→ Problem statement
Output the data below in full, character for character.

→ Material provided

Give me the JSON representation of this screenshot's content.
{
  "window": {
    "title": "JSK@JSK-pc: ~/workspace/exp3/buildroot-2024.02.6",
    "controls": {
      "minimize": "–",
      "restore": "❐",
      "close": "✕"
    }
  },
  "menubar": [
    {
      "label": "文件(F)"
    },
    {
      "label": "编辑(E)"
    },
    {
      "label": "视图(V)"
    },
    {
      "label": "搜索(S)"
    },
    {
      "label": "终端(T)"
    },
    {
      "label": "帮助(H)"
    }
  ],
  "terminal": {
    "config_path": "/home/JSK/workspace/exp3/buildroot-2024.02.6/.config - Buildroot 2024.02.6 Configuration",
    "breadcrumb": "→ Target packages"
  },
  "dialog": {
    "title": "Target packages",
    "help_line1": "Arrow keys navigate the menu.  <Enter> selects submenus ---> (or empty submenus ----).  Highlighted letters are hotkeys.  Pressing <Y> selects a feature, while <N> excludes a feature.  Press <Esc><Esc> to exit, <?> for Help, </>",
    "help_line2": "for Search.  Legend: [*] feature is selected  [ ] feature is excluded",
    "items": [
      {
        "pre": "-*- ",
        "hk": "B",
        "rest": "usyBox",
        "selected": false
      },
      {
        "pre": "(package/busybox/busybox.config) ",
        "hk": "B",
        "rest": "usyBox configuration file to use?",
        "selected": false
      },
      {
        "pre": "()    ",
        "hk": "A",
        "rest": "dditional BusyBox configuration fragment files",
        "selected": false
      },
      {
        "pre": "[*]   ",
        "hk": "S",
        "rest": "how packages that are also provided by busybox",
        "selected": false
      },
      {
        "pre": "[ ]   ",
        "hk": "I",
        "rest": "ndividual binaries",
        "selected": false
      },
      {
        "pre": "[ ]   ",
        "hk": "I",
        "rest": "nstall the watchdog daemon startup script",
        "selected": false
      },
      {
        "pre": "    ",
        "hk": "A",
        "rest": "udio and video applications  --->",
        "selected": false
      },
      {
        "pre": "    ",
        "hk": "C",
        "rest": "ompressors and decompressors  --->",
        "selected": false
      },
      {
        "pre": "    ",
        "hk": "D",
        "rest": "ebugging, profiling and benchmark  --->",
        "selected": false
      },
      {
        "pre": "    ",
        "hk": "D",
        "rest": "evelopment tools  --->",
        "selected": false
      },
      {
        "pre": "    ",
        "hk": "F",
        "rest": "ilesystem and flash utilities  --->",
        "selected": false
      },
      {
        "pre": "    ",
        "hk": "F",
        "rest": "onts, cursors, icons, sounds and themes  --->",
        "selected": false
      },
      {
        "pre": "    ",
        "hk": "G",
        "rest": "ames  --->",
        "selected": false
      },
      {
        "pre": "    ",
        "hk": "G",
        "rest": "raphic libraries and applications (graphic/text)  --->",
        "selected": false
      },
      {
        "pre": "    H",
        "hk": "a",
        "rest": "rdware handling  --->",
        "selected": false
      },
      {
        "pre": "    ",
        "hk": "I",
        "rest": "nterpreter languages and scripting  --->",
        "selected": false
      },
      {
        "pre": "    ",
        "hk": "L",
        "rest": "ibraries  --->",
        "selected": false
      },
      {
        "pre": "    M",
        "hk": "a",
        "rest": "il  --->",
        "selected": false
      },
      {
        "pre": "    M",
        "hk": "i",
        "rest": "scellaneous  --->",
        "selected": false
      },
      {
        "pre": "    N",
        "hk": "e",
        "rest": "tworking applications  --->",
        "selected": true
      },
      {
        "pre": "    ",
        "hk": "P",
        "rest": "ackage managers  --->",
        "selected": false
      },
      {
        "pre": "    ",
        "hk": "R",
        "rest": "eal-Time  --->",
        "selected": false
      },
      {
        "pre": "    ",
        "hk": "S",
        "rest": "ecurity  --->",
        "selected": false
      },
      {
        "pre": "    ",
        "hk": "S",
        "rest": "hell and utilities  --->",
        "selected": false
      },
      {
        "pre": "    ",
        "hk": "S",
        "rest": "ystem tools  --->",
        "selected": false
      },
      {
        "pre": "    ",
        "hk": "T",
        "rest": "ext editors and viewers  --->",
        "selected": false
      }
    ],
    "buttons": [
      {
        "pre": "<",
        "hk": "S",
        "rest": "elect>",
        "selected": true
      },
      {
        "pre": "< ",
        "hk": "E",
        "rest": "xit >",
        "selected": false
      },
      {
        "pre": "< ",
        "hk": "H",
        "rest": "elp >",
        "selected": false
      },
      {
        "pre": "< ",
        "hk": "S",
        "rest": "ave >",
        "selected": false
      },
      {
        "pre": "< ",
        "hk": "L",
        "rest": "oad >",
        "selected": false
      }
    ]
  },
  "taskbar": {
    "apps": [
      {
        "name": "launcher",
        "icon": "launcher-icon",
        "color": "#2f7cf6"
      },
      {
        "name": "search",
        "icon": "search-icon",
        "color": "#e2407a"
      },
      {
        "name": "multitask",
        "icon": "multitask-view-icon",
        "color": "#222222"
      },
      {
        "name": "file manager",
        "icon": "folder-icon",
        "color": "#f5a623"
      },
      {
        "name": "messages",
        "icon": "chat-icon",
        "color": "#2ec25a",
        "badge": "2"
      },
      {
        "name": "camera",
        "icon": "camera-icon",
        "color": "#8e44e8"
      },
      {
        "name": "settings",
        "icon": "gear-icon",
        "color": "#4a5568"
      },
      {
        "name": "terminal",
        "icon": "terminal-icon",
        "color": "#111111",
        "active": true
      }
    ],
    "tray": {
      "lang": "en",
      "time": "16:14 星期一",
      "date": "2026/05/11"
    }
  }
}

→ The completed task
Give me the JSON representation of this screenshot's content.
{
  "window": {
    "title": "JSK@JSK-pc: ~/workspace/exp3/buildroot-2024.02.6",
    "controls": {
      "minimize": "–",
      "restore": "❐",
      "close": "✕"
    }
  },
  "menubar": [
    {
      "label": "文件(F)"
    },
    {
      "label": "编辑(E)"
    },
    {
      "label": "视图(V)"
    },
    {
      "label": "搜索(S)"
    },
    {
      "label": "终端(T)"
    },
    {
      "label": "帮助(H)"
    }
  ],
  "terminal": {
    "config_path": "/home/JSK/workspace/exp3/buildroot-2024.02.6/.config - Buildroot 2024.02.6 Configuration",
    "breadcrumb": "→ Target packages"
  },
  "dialog": {
    "title": "Target packages",
    "help_line1": "Arrow keys navigate the menu.  <Enter> selects submenus ---> (or empty submenus ----).  Highlighted letters are hotkeys.  Pressing <Y> selects a feature, while <N> excludes a feature.  Press <Esc><Esc> to exit, <?> for Help, </>",
    "help_line2": "for Search.  Legend: [*] feature is selected  [ ] feature is excluded",
    "items": [
      {
        "pre": "-*- ",
        "hk": "B",
        "rest": "usyBox",
        "selected": false
      },
      {
        "pre": "(package/busybox/busybox.config) ",
        "hk": "B",
        "rest": "usyBox configuration file to use?",
        "selected": false
      },
      {
        "pre": "()    ",
        "hk": "A",
        "rest": "dditional BusyBox configuration fragment files",
        "selected": false
      },
      {
        "pre": "[*]   ",
        "hk": "S",
        "rest": "how packages that are also provided by busybox",
        "selected": false
      },
      {
        "pre": "[ ]   ",
        "hk": "I",
        "rest": "ndividual binaries",
        "selected": false
      },
      {
        "pre": "[ ]   ",
        "hk": "I",
        "rest": "nstall the watchdog daemon startup script",
        "selected": false
      },
      {
        "pre": "    ",
        "hk": "A",
        "rest": "udio and video applications  --->",
        "selected": false
      },
      {
        "pre": "    ",
        "hk": "C",
        "rest": "ompressors and decompressors  --->",
        "selected": false
      },
      {
        "pre": "    ",
        "hk": "D",
        "rest": "ebugging, profiling and benchmark  --->",
        "selected": false
      },
      {
        "pre": "    ",
        "hk": "D",
        "rest": "evelopment tools  --->",
        "selected": false
      },
      {
        "pre": "    ",
        "hk": "F",
        "rest": "ilesystem and flash utilities  --->",
        "selected": false
      },
      {
        "pre": "    ",
        "hk": "F",
        "rest": "onts, cursors, icons, sounds and themes  --->",
        "selected": false
      },
      {
        "pre": "    ",
        "hk": "G",
        "rest": "ames  --->",
        "selected": false
      },
      {
        "pre": "    ",
        "hk": "G",
        "rest": "raphic libraries and applications (graphic/text)  --->",
        "selected": false
      },
      {
        "pre": "    H",
        "hk": "a",
        "rest": "rdware handling  --->",
        "selected": false
      },
      {
        "pre": "    ",
        "hk": "I",
        "rest": "nterpreter languages and scripting  --->",
        "selected": false
      },
      {
        "pre": "    ",
        "hk": "L",
        "rest": "ibraries  --->",
        "selected": false
      },
      {
        "pre": "    M",
        "hk": "a",
        "rest": "il  --->",
        "selected": false
      },
      {
        "pre": "    M",
        "hk": "i",
        "rest": "scellaneous  --->",
        "selected": false
      },
      {
        "pre": "    N",
        "hk": "e",
        "rest": "tworking applications  --->",
        "selected": true
      },
      {
        "pre": "    ",
        "hk": "P",
        "rest": "ackage managers  --->",
        "selected": false
      },
      {
        "pre": "    ",
        "hk": "R",
        "rest": "eal-Time  --->",
        "selected": false
      },
      {
        "pre": "    ",
        "hk": "S",
        "rest": "ecurity  --->",
        "selected": false
      },
      {
        "pre": "    ",
        "hk": "S",
        "rest": "hell and utilities  --->",
        "selected": false
      },
      {
        "pre": "    ",
        "hk": "S",
        "rest": "ystem tools  --->",
        "selected": false
      },
      {
        "pre": "    ",
        "hk": "T",
        "rest": "ext editors and viewers  --->",
        "selected": false
      }
    ],
    "buttons": [
      {
        "pre": "<",
        "hk": "S",
        "rest": "elect>",
        "selected": true
      },
      {
        "pre": "< ",
        "hk": "E",
        "rest": "xit >",
        "selected": false
      },
      {
        "pre": "< ",
        "hk": "H",
        "rest": "elp >",
        "selected": false
      },
      {
        "pre": "< ",
        "hk": "S",
        "rest": "ave >",
        "selected": false
      },
      {
        "pre": "< ",
        "hk": "L",
        "rest": "oad >",
        "selected": false
      }
    ]
  },
  "taskbar": {
    "apps": [
      {
        "name": "launcher",
        "icon": "launcher-icon",
        "color": "#2f7cf6"
      },
      {
        "name": "search",
        "icon": "search-icon",
        "color": "#e2407a"
      },
      {
        "name": "multitask",
        "icon": "multitask-view-icon",
        "color": "#222222"
      },
      {
        "name": "file manager",
        "icon": "folder-icon",
        "color": "#f5a623"
      },
      {
        "name": "messages",
        "icon": "chat-icon",
        "color": "#2ec25a",
        "badge": "2"
      },
      {
        "name": "camera",
        "icon": "camera-icon",
        "color": "#8e44e8"
      },
      {
        "name": "settings",
        "icon": "gear-icon",
        "color": "#4a5568"
      },
      {
        "name": "terminal",
        "icon": "terminal-icon",
        "color": "#111111",
        "active": true
      }
    ],
    "tray": {
      "lang": "en",
      "time": "16:14 星期一",
      "date": "2026/05/11"
    }
  }
}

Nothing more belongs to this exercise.